[TO DO]
Images are not part of the copy; transcribe all the data exactly.

--- Begin TASK MATERIAL ---

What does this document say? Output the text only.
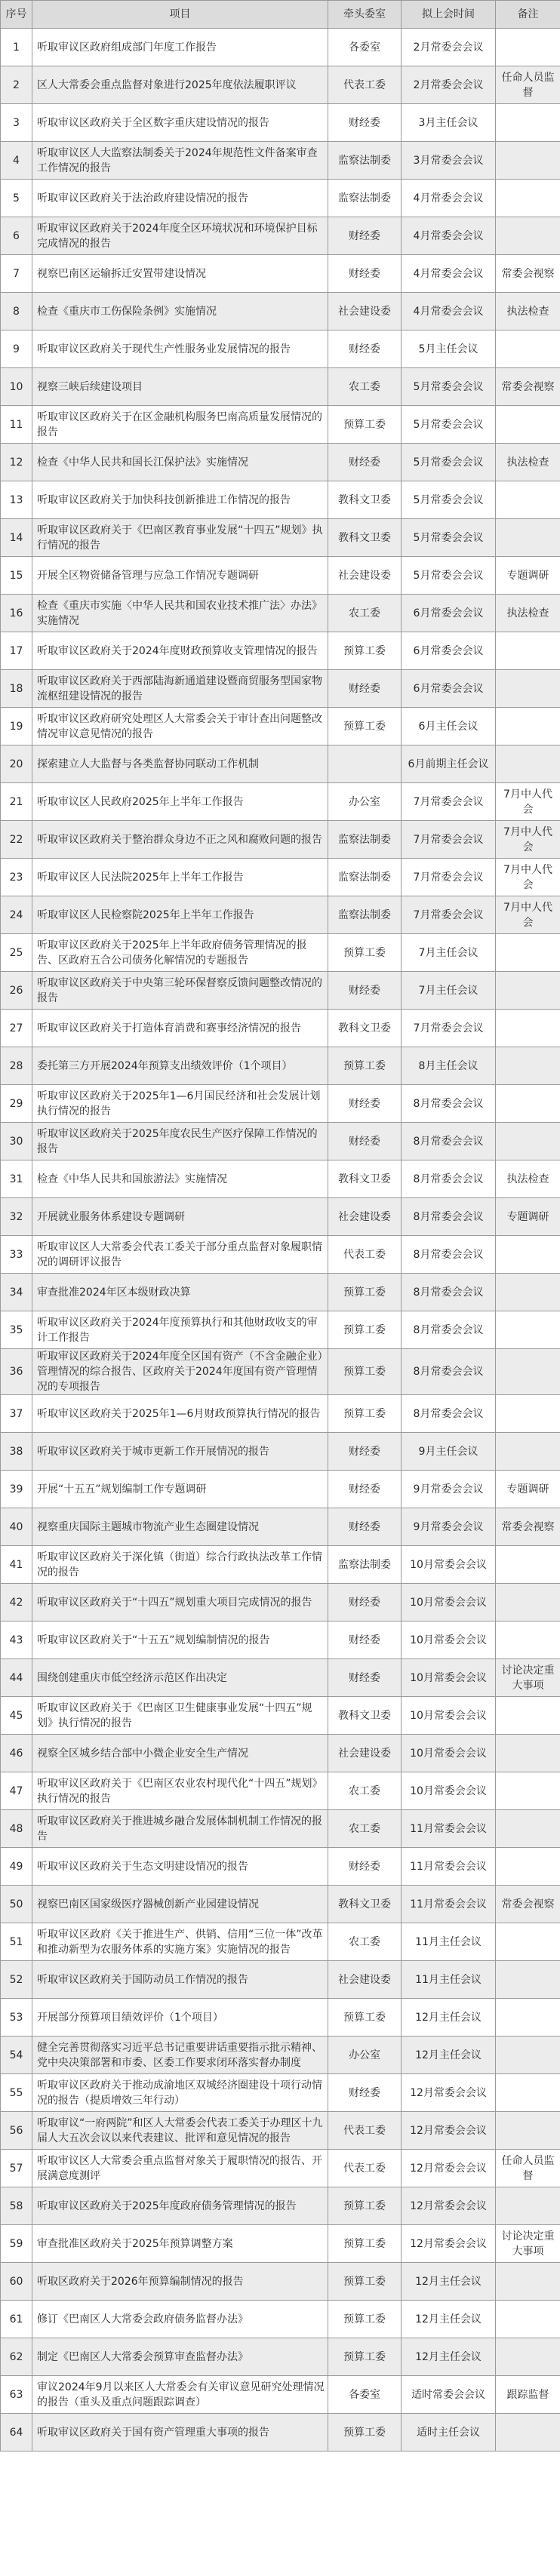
序号	项目	牵头委室	拟上会时间	备注
1	听取审议区政府组成部门年度工作报告	各委室	2月常委会会议	
2	区人大常委会重点监督对象进行2025年度依法履职评议	代表工委	2月常委会会议	任命人员监督
3	听取审议区政府关于全区数字重庆建设情况的报告	财经委	3月主任会议	
4	听取审议区人大监察法制委关于2024年规范性文件备案审查工作情况的报告	监察法制委	3月常委会会议	
5	听取审议区政府关于法治政府建设情况的报告	监察法制委	4月常委会会议	
6	听取审议区政府关于2024年度全区环境状况和环境保护目标完成情况的报告	财经委	4月常委会会议	
7	视察巴南区运输拆迁安置带建设情况	财经委	4月常委会会议	常委会视察
8	检查《重庆市工伤保险条例》实施情况	社会建设委	4月常委会会议	执法检查
9	听取审议区政府关于现代生产性服务业发展情况的报告	财经委	5月主任会议	
10	视察三峡后续建设项目	农工委	5月常委会会议	常委会视察
11	听取审议区政府关于在区金融机构服务巴南高质量发展情况的报告	预算工委	5月常委会会议	
12	检查《中华人民共和国长江保护法》实施情况	财经委	5月常委会会议	执法检查
13	听取审议区政府关于加快科技创新推进工作情况的报告	教科文卫委	5月常委会会议	
14	听取审议区政府关于《巴南区教育事业发展“十四五”规划》执行情况的报告	教科文卫委	5月常委会会议	
15	开展全区物资储备管理与应急工作情况专题调研	社会建设委	5月常委会会议	专题调研
16	检查《重庆市实施〈中华人民共和国农业技术推广法〉办法》实施情况	农工委	6月常委会会议	执法检查
17	听取审议区政府关于2024年度财政预算收支管理情况的报告	预算工委	6月常委会会议	
18	听取审议区政府关于西部陆海新通道建设暨商贸服务型国家物流枢纽建设情况的报告	财经委	6月常委会会议	
19	听取审议区政府研究处理区人大常委会关于审计查出问题整改情况审议意见情况的报告	预算工委	6月主任会议	
20	探索建立人大监督与各类监督协同联动工作机制		6月前期主任会议	
21	听取审议区人民政府2025年上半年工作报告	办公室	7月常委会会议	7月中人代会
22	听取审议区政府关于整治群众身边不正之风和腐败问题的报告	监察法制委	7月常委会会议	7月中人代会
23	听取审议区人民法院2025年上半年工作报告	监察法制委	7月常委会会议	7月中人代会
24	听取审议区人民检察院2025年上半年工作报告	监察法制委	7月常委会会议	7月中人代会
25	听取审议区政府关于2025年上半年政府债务管理情况的报告、区政府五合公司债务化解情况的专题报告	预算工委	7月主任会议	
26	听取审议区政府关于中央第三轮环保督察反馈问题整改情况的报告	财经委	7月主任会议	
27	听取审议区政府关于打造体育消费和赛事经济情况的报告	教科文卫委	7月常委会会议	
28	委托第三方开展2024年预算支出绩效评价（1个项目）	预算工委	8月主任会议	
29	听取审议区政府关于2025年1—6月国民经济和社会发展计划执行情况的报告	财经委	8月常委会会议	
30	听取审议区政府关于2025年度农民生产医疗保障工作情况的报告	财经委	8月常委会会议	
31	检查《中华人民共和国旅游法》实施情况	教科文卫委	8月常委会会议	执法检查
32	开展就业服务体系建设专题调研	社会建设委	8月常委会会议	专题调研
33	听取审议区人大常委会代表工委关于部分重点监督对象履职情况的调研评议报告	代表工委	8月常委会会议	
34	审查批准2024年区本级财政决算	预算工委	8月常委会会议	
35	听取审议区政府关于2024年度预算执行和其他财政收支的审计工作报告	预算工委	8月常委会会议	
36	听取审议区政府关于2024年度全区国有资产（不含金融企业）管理情况的综合报告、区政府关于2024年度国有资产管理情况的专项报告	预算工委	8月常委会会议	
37	听取审议区政府关于2025年1—6月财政预算执行情况的报告	预算工委	8月常委会会议	
38	听取审议区政府关于城市更新工作开展情况的报告	财经委	9月主任会议	
39	开展“十五五”规划编制工作专题调研	财经委	9月常委会会议	专题调研
40	视察重庆国际主题城市物流产业生态圈建设情况	财经委	9月常委会会议	常委会视察
41	听取审议区政府关于深化镇（街道）综合行政执法改革工作情况的报告	监察法制委	10月常委会会议	
42	听取审议区政府关于“十四五”规划重大项目完成情况的报告	财经委	10月常委会会议	
43	听取审议区政府关于“十五五”规划编制情况的报告	财经委	10月常委会会议	
44	围绕创建重庆市低空经济示范区作出决定	财经委	10月常委会会议	讨论决定重大事项
45	听取审议区政府关于《巴南区卫生健康事业发展“十四五”规划》执行情况的报告	教科文卫委	10月常委会会议	
46	视察全区城乡结合部中小微企业安全生产情况	社会建设委	10月常委会会议	
47	听取审议区政府关于《巴南区农业农村现代化“十四五”规划》执行情况的报告	农工委	10月常委会会议	
48	听取审议区政府关于推进城乡融合发展体制机制工作情况的报告	农工委	11月常委会会议	
49	听取审议区政府关于生态文明建设情况的报告	财经委	11月常委会会议	
50	视察巴南区国家级医疗器械创新产业园建设情况	教科文卫委	11月常委会会议	常委会视察
51	听取审议区政府《关于推进生产、供销、信用“三位一体”改革和推动新型为农服务体系的实施方案》实施情况的报告	农工委	11月主任会议	
52	听取审议区政府关于国防动员工作情况的报告	社会建设委	11月主任会议	
53	开展部分预算项目绩效评价（1个项目）	预算工委	12月主任会议	
54	健全完善贯彻落实习近平总书记重要讲话重要指示批示精神、党中央决策部署和市委、区委工作要求闭环落实督办制度	办公室	12月主任会议	
55	听取审议区政府关于推动成渝地区双城经济圈建设十项行动情况的报告（提质增效三年行动）	财经委	12月常委会会议	
56	听取审议“一府两院”和区人大常委会代表工委关于办理区十九届人大五次会议以来代表建议、批评和意见情况的报告	代表工委	12月常委会会议	
57	听取审议区人大常委会重点监督对象关于履职情况的报告、开展满意度测评	代表工委	12月常委会会议	任命人员监督
58	听取审议区政府关于2025年度政府债务管理情况的报告	预算工委	12月常委会会议	
59	审查批准区政府关于2025年预算调整方案	预算工委	12月常委会会议	讨论决定重大事项
60	听取区政府关于2026年预算编制情况的报告	预算工委	12月主任会议	
61	修订《巴南区人大常委会政府债务监督办法》	预算工委	12月主任会议	
62	制定《巴南区人大常委会预算审查监督办法》	预算工委	12月主任会议	
63	审议2024年9月以来区人大常委会有关审议意见研究处理情况的报告（重头及重点问题跟踪调查）	各委室	适时常委会会议	跟踪监督
64	听取审议区政府关于国有资产管理重大事项的报告	预算工委	适时主任会议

--- End TASK MATERIAL ---

[RESULT]
What does this document say? Output the text only.
序号	项目	牵头委室	拟上会时间	备注
1	听取审议区政府组成部门年度工作报告	各委室	2月常委会会议	
2	区人大常委会重点监督对象进行2025年度依法履职评议	代表工委	2月常委会会议	任命人员监督
3	听取审议区政府关于全区数字重庆建设情况的报告	财经委	3月主任会议	
4	听取审议区人大监察法制委关于2024年规范性文件备案审查工作情况的报告	监察法制委	3月常委会会议	
5	听取审议区政府关于法治政府建设情况的报告	监察法制委	4月常委会会议	
6	听取审议区政府关于2024年度全区环境状况和环境保护目标完成情况的报告	财经委	4月常委会会议	
7	视察巴南区运输拆迁安置带建设情况	财经委	4月常委会会议	常委会视察
8	检查《重庆市工伤保险条例》实施情况	社会建设委	4月常委会会议	执法检查
9	听取审议区政府关于现代生产性服务业发展情况的报告	财经委	5月主任会议	
10	视察三峡后续建设项目	农工委	5月常委会会议	常委会视察
11	听取审议区政府关于在区金融机构服务巴南高质量发展情况的报告	预算工委	5月常委会会议	
12	检查《中华人民共和国长江保护法》实施情况	财经委	5月常委会会议	执法检查
13	听取审议区政府关于加快科技创新推进工作情况的报告	教科文卫委	5月常委会会议	
14	听取审议区政府关于《巴南区教育事业发展“十四五”规划》执行情况的报告	教科文卫委	5月常委会会议	
15	开展全区物资储备管理与应急工作情况专题调研	社会建设委	5月常委会会议	专题调研
16	检查《重庆市实施〈中华人民共和国农业技术推广法〉办法》实施情况	农工委	6月常委会会议	执法检查
17	听取审议区政府关于2024年度财政预算收支管理情况的报告	预算工委	6月常委会会议	
18	听取审议区政府关于西部陆海新通道建设暨商贸服务型国家物流枢纽建设情况的报告	财经委	6月常委会会议	
19	听取审议区政府研究处理区人大常委会关于审计查出问题整改情况审议意见情况的报告	预算工委	6月主任会议	
20	探索建立人大监督与各类监督协同联动工作机制		6月前期主任会议	
21	听取审议区人民政府2025年上半年工作报告	办公室	7月常委会会议	7月中人代会
22	听取审议区政府关于整治群众身边不正之风和腐败问题的报告	监察法制委	7月常委会会议	7月中人代会
23	听取审议区人民法院2025年上半年工作报告	监察法制委	7月常委会会议	7月中人代会
24	听取审议区人民检察院2025年上半年工作报告	监察法制委	7月常委会会议	7月中人代会
25	听取审议区政府关于2025年上半年政府债务管理情况的报告、区政府五合公司债务化解情况的专题报告	预算工委	7月主任会议	
26	听取审议区政府关于中央第三轮环保督察反馈问题整改情况的报告	财经委	7月主任会议	
27	听取审议区政府关于打造体育消费和赛事经济情况的报告	教科文卫委	7月常委会会议	
28	委托第三方开展2024年预算支出绩效评价（1个项目）	预算工委	8月主任会议	
29	听取审议区政府关于2025年1—6月国民经济和社会发展计划执行情况的报告	财经委	8月常委会会议	
30	听取审议区政府关于2025年度农民生产医疗保障工作情况的报告	财经委	8月常委会会议	
31	检查《中华人民共和国旅游法》实施情况	教科文卫委	8月常委会会议	执法检查
32	开展就业服务体系建设专题调研	社会建设委	8月常委会会议	专题调研
33	听取审议区人大常委会代表工委关于部分重点监督对象履职情况的调研评议报告	代表工委	8月常委会会议	
34	审查批准2024年区本级财政决算	预算工委	8月常委会会议	
35	听取审议区政府关于2024年度预算执行和其他财政收支的审计工作报告	预算工委	8月常委会会议	
36	听取审议区政府关于2024年度全区国有资产（不含金融企业）管理情况的综合报告、区政府关于2024年度国有资产管理情况的专项报告	预算工委	8月常委会会议	
37	听取审议区政府关于2025年1—6月财政预算执行情况的报告	预算工委	8月常委会会议	
38	听取审议区政府关于城市更新工作开展情况的报告	财经委	9月主任会议	
39	开展“十五五”规划编制工作专题调研	财经委	9月常委会会议	专题调研
40	视察重庆国际主题城市物流产业生态圈建设情况	财经委	9月常委会会议	常委会视察
41	听取审议区政府关于深化镇（街道）综合行政执法改革工作情况的报告	监察法制委	10月常委会会议	
42	听取审议区政府关于“十四五”规划重大项目完成情况的报告	财经委	10月常委会会议	
43	听取审议区政府关于“十五五”规划编制情况的报告	财经委	10月常委会会议	
44	围绕创建重庆市低空经济示范区作出决定	财经委	10月常委会会议	讨论决定重大事项
45	听取审议区政府关于《巴南区卫生健康事业发展“十四五”规划》执行情况的报告	教科文卫委	10月常委会会议	
46	视察全区城乡结合部中小微企业安全生产情况	社会建设委	10月常委会会议	
47	听取审议区政府关于《巴南区农业农村现代化“十四五”规划》执行情况的报告	农工委	10月常委会会议	
48	听取审议区政府关于推进城乡融合发展体制机制工作情况的报告	农工委	11月常委会会议	
49	听取审议区政府关于生态文明建设情况的报告	财经委	11月常委会会议	
50	视察巴南区国家级医疗器械创新产业园建设情况	教科文卫委	11月常委会会议	常委会视察
51	听取审议区政府《关于推进生产、供销、信用“三位一体”改革和推动新型为农服务体系的实施方案》实施情况的报告	农工委	11月主任会议	
52	听取审议区政府关于国防动员工作情况的报告	社会建设委	11月主任会议	
53	开展部分预算项目绩效评价（1个项目）	预算工委	12月主任会议	
54	健全完善贯彻落实习近平总书记重要讲话重要指示批示精神、党中央决策部署和市委、区委工作要求闭环落实督办制度	办公室	12月主任会议	
55	听取审议区政府关于推动成渝地区双城经济圈建设十项行动情况的报告（提质增效三年行动）	财经委	12月常委会会议	
56	听取审议“一府两院”和区人大常委会代表工委关于办理区十九届人大五次会议以来代表建议、批评和意见情况的报告	代表工委	12月常委会会议	
57	听取审议区人大常委会重点监督对象关于履职情况的报告、开展满意度测评	代表工委	12月常委会会议	任命人员监督
58	听取审议区政府关于2025年度政府债务管理情况的报告	预算工委	12月常委会会议	
59	审查批准区政府关于2025年预算调整方案	预算工委	12月常委会会议	讨论决定重大事项
60	听取区政府关于2026年预算编制情况的报告	预算工委	12月主任会议	
61	修订《巴南区人大常委会政府债务监督办法》	预算工委	12月主任会议	
62	制定《巴南区人大常委会预算审查监督办法》	预算工委	12月主任会议	
63	审议2024年9月以来区人大常委会有关审议意见研究处理情况的报告（重头及重点问题跟踪调查）	各委室	适时常委会会议	跟踪监督
64	听取审议区政府关于国有资产管理重大事项的报告	预算工委	适时主任会议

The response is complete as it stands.